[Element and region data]
----
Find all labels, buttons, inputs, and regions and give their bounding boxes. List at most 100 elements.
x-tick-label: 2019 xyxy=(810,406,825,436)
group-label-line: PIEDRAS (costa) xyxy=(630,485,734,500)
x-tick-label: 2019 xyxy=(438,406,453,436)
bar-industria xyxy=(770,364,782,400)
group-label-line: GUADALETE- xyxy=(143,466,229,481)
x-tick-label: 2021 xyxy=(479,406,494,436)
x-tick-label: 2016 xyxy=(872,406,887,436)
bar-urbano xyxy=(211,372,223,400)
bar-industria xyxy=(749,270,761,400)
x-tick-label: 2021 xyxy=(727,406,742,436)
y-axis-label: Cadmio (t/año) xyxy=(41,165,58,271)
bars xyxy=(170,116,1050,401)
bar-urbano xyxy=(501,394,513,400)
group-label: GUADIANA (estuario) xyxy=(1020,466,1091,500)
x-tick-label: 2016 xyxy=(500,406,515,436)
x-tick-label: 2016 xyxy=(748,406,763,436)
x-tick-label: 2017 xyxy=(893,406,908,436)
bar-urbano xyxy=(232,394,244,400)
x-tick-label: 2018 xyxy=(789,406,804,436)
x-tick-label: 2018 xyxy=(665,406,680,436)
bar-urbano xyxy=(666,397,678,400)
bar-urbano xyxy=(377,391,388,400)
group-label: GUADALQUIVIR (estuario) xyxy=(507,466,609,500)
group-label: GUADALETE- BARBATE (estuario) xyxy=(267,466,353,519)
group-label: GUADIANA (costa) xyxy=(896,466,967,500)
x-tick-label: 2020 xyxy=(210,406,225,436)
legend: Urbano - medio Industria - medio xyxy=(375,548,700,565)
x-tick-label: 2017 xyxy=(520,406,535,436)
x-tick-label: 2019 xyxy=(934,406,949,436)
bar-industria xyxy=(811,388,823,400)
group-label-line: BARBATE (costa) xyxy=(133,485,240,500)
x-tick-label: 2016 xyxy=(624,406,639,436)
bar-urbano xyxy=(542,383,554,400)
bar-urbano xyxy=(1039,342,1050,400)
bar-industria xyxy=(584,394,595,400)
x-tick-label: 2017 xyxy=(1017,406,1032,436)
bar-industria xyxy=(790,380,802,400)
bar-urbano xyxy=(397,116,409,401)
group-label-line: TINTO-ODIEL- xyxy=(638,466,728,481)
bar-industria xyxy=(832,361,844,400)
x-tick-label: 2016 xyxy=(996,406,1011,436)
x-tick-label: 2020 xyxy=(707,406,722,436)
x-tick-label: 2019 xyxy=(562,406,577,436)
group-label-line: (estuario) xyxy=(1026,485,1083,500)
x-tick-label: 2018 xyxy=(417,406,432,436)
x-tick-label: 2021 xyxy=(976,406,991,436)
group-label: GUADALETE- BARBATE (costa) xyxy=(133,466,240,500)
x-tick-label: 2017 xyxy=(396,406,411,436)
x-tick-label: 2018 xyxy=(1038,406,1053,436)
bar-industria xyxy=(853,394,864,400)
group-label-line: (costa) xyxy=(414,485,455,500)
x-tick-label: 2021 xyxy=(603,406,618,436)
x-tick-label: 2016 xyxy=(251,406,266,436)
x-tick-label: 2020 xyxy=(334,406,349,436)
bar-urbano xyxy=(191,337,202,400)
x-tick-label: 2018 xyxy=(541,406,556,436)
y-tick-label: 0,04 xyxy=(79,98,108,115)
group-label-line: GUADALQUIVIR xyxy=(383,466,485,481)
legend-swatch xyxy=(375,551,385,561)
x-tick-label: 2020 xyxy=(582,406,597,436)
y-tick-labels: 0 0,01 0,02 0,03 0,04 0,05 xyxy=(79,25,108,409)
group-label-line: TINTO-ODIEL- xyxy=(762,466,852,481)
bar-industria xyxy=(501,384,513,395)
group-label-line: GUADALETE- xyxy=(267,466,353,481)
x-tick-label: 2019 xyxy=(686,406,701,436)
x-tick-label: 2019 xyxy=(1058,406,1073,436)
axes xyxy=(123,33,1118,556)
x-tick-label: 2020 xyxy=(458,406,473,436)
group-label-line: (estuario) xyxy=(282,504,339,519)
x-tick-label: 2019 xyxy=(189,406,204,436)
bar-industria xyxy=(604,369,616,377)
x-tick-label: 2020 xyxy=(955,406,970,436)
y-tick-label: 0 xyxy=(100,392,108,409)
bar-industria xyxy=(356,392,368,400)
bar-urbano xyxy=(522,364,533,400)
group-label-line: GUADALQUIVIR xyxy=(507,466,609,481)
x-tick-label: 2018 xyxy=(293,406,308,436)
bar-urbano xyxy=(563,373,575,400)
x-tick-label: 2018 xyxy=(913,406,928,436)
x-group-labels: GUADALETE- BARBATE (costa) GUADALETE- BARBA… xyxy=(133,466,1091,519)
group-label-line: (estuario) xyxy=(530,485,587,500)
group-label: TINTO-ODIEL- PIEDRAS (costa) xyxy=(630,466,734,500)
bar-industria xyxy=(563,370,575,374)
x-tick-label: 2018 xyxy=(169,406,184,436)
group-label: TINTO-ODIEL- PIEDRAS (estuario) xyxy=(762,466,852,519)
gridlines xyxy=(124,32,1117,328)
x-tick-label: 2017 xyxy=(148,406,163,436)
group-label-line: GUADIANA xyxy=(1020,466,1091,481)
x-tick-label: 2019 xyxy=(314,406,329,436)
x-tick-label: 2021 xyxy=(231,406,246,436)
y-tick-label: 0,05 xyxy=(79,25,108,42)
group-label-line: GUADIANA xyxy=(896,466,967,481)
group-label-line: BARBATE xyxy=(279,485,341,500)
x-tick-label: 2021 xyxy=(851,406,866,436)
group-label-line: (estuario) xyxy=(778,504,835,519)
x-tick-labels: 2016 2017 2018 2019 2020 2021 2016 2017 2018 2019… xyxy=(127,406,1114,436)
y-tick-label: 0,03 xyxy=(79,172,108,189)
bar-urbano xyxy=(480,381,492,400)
----
WHAT IS BEING ASKED — Output every line of the material above verbatim, in its original order.

RESULT BELOW —
Find all labels, buttons, inputs, and regions and give their bounding boxes. List at most 100 elements.
x-tick-label: 2019 xyxy=(810,406,825,436)
group-label-line: PIEDRAS (costa) xyxy=(630,485,734,500)
x-tick-label: 2019 xyxy=(438,406,453,436)
bar-industria xyxy=(770,364,782,400)
group-label-line: GUADALETE- xyxy=(143,466,229,481)
x-tick-label: 2021 xyxy=(479,406,494,436)
x-tick-label: 2016 xyxy=(872,406,887,436)
bar-urbano xyxy=(211,372,223,400)
bar-industria xyxy=(749,270,761,400)
x-tick-label: 2021 xyxy=(727,406,742,436)
y-axis-label: Cadmio (t/año) xyxy=(41,165,58,271)
bars xyxy=(170,116,1050,401)
bar-urbano xyxy=(501,394,513,400)
group-label: GUADIANA (estuario) xyxy=(1020,466,1091,500)
x-tick-label: 2016 xyxy=(500,406,515,436)
x-tick-label: 2016 xyxy=(748,406,763,436)
x-tick-label: 2017 xyxy=(893,406,908,436)
bar-urbano xyxy=(232,394,244,400)
x-tick-label: 2018 xyxy=(789,406,804,436)
x-tick-label: 2018 xyxy=(665,406,680,436)
bar-urbano xyxy=(666,397,678,400)
bar-urbano xyxy=(377,391,388,400)
group-label: GUADALQUIVIR (estuario) xyxy=(507,466,609,500)
group-label: GUADALETE- BARBATE (estuario) xyxy=(267,466,353,519)
group-label: GUADIANA (costa) xyxy=(896,466,967,500)
x-tick-label: 2020 xyxy=(210,406,225,436)
legend: Urbano - medio Industria - medio xyxy=(375,548,700,565)
x-tick-label: 2017 xyxy=(520,406,535,436)
x-tick-label: 2019 xyxy=(934,406,949,436)
bar-industria xyxy=(811,388,823,400)
group-label-line: BARBATE (costa) xyxy=(133,485,240,500)
x-tick-label: 2016 xyxy=(624,406,639,436)
bar-urbano xyxy=(542,383,554,400)
bar-urbano xyxy=(1039,342,1050,400)
bar-industria xyxy=(584,394,595,400)
x-tick-label: 2017 xyxy=(1017,406,1032,436)
bar-industria xyxy=(790,380,802,400)
bar-urbano xyxy=(397,116,409,401)
group-label-line: TINTO-ODIEL- xyxy=(638,466,728,481)
bar-industria xyxy=(832,361,844,400)
x-tick-label: 2016 xyxy=(996,406,1011,436)
x-tick-label: 2020 xyxy=(707,406,722,436)
x-tick-label: 2019 xyxy=(562,406,577,436)
group-label-line: (estuario) xyxy=(1026,485,1083,500)
x-tick-label: 2018 xyxy=(417,406,432,436)
x-tick-label: 2021 xyxy=(976,406,991,436)
group-label: GUADALETE- BARBATE (costa) xyxy=(133,466,240,500)
x-tick-label: 2017 xyxy=(396,406,411,436)
x-tick-label: 2018 xyxy=(1038,406,1053,436)
bar-industria xyxy=(853,394,864,400)
group-label-line: (costa) xyxy=(414,485,455,500)
x-tick-label: 2021 xyxy=(603,406,618,436)
x-tick-label: 2016 xyxy=(251,406,266,436)
x-tick-label: 2020 xyxy=(334,406,349,436)
bar-urbano xyxy=(191,337,202,400)
x-tick-label: 2018 xyxy=(541,406,556,436)
y-tick-label: 0,04 xyxy=(79,98,108,115)
group-label-line: GUADALQUIVIR xyxy=(383,466,485,481)
legend-swatch xyxy=(375,551,385,561)
x-tick-label: 2020 xyxy=(582,406,597,436)
y-tick-labels: 0 0,01 0,02 0,03 0,04 0,05 xyxy=(79,25,108,409)
group-label-line: TINTO-ODIEL- xyxy=(762,466,852,481)
bar-industria xyxy=(501,384,513,395)
group-label-line: GUADALETE- xyxy=(267,466,353,481)
x-tick-label: 2019 xyxy=(686,406,701,436)
x-tick-label: 2019 xyxy=(1058,406,1073,436)
axes xyxy=(123,33,1118,556)
x-tick-label: 2020 xyxy=(458,406,473,436)
group-label-line: (estuario) xyxy=(282,504,339,519)
x-tick-label: 2019 xyxy=(189,406,204,436)
bar-industria xyxy=(604,369,616,377)
x-tick-label: 2020 xyxy=(955,406,970,436)
y-tick-label: 0 xyxy=(100,392,108,409)
bar-industria xyxy=(356,392,368,400)
bar-urbano xyxy=(522,364,533,400)
group-label-line: GUADALQUIVIR xyxy=(507,466,609,481)
x-tick-label: 2018 xyxy=(293,406,308,436)
bar-urbano xyxy=(563,373,575,400)
x-tick-label: 2018 xyxy=(913,406,928,436)
x-group-labels: GUADALETE- BARBATE (costa) GUADALETE- BARBA… xyxy=(133,466,1091,519)
group-label-line: (estuario) xyxy=(530,485,587,500)
group-label: TINTO-ODIEL- PIEDRAS (costa) xyxy=(630,466,734,500)
bar-industria xyxy=(563,370,575,374)
x-tick-label: 2018 xyxy=(169,406,184,436)
group-label: TINTO-ODIEL- PIEDRAS (estuario) xyxy=(762,466,852,519)
gridlines xyxy=(124,32,1117,328)
x-tick-label: 2017 xyxy=(148,406,163,436)
group-label-line: GUADIANA xyxy=(1020,466,1091,481)
x-tick-label: 2019 xyxy=(314,406,329,436)
x-tick-label: 2021 xyxy=(231,406,246,436)
y-tick-label: 0,05 xyxy=(79,25,108,42)
group-label-line: GUADIANA xyxy=(896,466,967,481)
group-label-line: BARBATE xyxy=(279,485,341,500)
x-tick-label: 2021 xyxy=(851,406,866,436)
group-label-line: (estuario) xyxy=(778,504,835,519)
x-tick-labels: 2016 2017 2018 2019 2020 2021 2016 2017 2018 2019… xyxy=(127,406,1114,436)
y-tick-label: 0,03 xyxy=(79,172,108,189)
bar-urbano xyxy=(480,381,492,400)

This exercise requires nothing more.